- [Do this]: Copy out all the lines in the records that include the word "caption".

- [Material]:
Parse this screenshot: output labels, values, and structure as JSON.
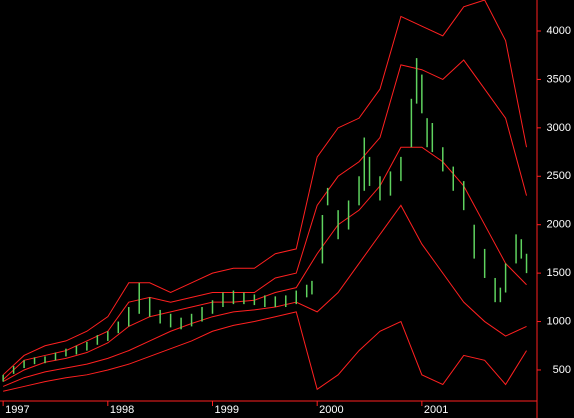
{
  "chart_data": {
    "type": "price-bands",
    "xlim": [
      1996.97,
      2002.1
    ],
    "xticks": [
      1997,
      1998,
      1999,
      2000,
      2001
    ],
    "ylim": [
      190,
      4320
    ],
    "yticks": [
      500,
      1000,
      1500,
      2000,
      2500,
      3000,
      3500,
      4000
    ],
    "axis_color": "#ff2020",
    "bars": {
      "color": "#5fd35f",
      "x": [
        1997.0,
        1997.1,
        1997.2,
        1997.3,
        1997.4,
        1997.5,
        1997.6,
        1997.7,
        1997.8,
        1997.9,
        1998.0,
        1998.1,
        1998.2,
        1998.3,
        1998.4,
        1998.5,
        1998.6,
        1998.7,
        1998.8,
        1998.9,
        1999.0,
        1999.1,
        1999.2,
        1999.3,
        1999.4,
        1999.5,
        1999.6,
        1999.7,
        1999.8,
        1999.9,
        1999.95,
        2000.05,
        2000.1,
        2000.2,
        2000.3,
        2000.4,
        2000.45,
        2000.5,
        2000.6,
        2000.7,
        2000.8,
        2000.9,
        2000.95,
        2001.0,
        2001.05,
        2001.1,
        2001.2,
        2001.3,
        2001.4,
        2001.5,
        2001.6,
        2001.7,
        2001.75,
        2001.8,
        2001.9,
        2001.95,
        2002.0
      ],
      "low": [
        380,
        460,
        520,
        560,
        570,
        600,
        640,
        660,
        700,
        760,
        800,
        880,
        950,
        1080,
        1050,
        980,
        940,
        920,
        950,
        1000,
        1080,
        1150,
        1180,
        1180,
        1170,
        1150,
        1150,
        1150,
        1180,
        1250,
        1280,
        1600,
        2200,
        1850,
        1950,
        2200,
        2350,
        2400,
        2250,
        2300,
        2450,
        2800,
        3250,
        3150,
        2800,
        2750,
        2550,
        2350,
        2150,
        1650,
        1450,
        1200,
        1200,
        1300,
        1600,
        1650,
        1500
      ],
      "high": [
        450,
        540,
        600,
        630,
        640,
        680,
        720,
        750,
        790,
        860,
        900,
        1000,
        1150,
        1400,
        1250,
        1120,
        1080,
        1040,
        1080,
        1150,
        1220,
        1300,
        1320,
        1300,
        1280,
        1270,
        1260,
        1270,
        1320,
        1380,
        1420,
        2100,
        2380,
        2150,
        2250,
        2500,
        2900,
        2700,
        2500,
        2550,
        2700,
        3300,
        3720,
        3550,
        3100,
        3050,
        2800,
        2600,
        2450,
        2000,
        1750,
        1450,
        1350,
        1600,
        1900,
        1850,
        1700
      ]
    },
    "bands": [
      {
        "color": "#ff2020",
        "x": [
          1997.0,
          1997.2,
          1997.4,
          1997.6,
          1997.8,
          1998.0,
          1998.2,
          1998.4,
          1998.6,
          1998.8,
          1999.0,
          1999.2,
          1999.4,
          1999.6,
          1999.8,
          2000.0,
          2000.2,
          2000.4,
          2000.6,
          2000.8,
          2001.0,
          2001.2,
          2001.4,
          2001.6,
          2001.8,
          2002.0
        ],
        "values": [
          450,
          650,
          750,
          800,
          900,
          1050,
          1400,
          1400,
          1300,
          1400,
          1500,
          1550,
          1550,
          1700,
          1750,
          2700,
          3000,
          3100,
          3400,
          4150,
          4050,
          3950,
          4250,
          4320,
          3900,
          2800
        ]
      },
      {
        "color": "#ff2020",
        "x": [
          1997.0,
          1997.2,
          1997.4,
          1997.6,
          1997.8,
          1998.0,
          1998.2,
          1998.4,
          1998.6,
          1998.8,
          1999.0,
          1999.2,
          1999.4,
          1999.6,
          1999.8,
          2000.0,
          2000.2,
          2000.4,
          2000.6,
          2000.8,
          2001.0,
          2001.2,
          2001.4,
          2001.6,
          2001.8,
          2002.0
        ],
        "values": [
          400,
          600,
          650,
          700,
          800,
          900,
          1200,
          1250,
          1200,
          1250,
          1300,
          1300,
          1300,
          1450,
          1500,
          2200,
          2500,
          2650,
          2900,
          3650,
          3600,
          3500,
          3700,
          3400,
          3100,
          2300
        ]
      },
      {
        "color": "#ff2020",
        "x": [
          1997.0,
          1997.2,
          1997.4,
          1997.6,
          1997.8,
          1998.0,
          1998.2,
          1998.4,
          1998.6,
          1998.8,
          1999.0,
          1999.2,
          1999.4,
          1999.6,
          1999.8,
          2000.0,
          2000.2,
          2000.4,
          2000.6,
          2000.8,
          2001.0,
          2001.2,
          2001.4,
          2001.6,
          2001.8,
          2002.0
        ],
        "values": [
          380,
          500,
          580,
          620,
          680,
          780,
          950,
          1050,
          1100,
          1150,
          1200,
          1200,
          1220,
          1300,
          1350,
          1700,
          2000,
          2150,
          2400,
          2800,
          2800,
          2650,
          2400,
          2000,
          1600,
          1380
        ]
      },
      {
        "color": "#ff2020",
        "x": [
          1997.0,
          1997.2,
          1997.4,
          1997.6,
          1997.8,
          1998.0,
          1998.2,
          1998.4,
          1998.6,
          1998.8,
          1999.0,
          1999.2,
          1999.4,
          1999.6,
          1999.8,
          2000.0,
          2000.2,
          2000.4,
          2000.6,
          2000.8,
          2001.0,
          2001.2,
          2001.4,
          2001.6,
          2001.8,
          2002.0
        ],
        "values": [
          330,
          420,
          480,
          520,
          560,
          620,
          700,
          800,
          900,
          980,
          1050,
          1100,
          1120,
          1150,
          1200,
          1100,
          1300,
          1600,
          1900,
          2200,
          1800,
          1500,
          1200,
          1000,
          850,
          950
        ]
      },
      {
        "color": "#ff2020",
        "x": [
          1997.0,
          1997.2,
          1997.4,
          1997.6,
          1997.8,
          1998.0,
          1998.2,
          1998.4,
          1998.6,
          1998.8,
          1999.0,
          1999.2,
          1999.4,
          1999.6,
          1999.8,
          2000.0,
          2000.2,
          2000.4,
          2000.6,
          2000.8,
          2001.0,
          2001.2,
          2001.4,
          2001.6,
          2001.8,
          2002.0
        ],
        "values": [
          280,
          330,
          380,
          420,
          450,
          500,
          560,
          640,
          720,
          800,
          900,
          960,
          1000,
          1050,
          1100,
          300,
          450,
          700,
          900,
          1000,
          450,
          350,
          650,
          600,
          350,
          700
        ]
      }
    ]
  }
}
---
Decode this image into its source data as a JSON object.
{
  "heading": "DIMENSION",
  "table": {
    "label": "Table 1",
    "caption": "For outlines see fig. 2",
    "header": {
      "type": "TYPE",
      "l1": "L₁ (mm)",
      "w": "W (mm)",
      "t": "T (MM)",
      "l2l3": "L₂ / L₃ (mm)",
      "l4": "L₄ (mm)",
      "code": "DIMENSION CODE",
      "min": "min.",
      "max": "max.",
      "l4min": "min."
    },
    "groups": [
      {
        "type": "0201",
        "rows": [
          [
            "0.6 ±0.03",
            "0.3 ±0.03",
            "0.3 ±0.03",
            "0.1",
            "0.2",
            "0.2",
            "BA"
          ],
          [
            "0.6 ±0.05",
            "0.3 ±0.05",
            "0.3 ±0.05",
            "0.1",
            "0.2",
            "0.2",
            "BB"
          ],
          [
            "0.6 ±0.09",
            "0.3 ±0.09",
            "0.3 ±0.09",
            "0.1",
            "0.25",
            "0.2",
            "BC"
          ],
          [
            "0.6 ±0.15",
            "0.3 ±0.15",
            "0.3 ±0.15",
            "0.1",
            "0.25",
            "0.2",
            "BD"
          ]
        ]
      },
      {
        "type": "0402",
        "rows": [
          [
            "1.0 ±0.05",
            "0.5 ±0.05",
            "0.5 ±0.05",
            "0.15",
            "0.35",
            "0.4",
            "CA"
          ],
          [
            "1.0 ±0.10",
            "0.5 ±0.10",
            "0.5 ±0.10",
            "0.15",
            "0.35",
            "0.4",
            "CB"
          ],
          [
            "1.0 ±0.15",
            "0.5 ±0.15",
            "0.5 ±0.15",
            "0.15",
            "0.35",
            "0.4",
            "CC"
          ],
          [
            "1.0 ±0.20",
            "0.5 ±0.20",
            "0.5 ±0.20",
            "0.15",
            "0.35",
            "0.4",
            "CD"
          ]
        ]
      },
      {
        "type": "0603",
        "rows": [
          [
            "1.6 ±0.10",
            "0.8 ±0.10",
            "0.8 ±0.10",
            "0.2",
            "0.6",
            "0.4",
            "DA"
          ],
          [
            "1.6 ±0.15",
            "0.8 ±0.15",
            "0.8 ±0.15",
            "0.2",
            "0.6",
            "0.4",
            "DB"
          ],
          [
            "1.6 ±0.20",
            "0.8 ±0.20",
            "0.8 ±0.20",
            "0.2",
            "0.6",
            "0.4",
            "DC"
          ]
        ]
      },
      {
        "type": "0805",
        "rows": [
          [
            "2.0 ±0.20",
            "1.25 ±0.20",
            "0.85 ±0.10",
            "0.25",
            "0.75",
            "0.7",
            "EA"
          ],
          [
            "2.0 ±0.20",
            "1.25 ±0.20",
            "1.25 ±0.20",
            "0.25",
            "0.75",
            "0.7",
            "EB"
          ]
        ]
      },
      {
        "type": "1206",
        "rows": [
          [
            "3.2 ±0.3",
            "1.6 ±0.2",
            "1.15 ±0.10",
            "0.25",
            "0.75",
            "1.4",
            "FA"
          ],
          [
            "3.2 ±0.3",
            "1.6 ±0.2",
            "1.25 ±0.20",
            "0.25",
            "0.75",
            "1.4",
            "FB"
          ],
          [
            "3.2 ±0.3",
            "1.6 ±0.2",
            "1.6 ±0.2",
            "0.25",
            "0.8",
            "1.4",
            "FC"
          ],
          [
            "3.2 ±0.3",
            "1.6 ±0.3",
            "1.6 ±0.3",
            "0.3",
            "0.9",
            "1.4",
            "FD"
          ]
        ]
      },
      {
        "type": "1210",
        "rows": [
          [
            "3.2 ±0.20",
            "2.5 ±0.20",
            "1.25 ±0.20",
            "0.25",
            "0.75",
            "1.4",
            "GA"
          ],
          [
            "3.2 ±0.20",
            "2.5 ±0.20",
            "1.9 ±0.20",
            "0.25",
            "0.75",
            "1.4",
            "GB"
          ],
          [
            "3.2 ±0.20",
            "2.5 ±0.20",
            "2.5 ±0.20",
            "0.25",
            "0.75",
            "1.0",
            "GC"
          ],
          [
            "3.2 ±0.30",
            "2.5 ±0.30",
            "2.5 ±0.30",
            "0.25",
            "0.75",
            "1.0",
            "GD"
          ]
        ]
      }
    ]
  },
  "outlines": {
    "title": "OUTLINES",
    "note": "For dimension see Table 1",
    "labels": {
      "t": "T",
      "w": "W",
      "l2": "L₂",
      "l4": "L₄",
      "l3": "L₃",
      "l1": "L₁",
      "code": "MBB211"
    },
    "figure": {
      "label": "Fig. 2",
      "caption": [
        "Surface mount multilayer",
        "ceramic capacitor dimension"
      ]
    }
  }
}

- [Expected answer]:
    "caption": "For outlines see fig. 2",
      "caption": [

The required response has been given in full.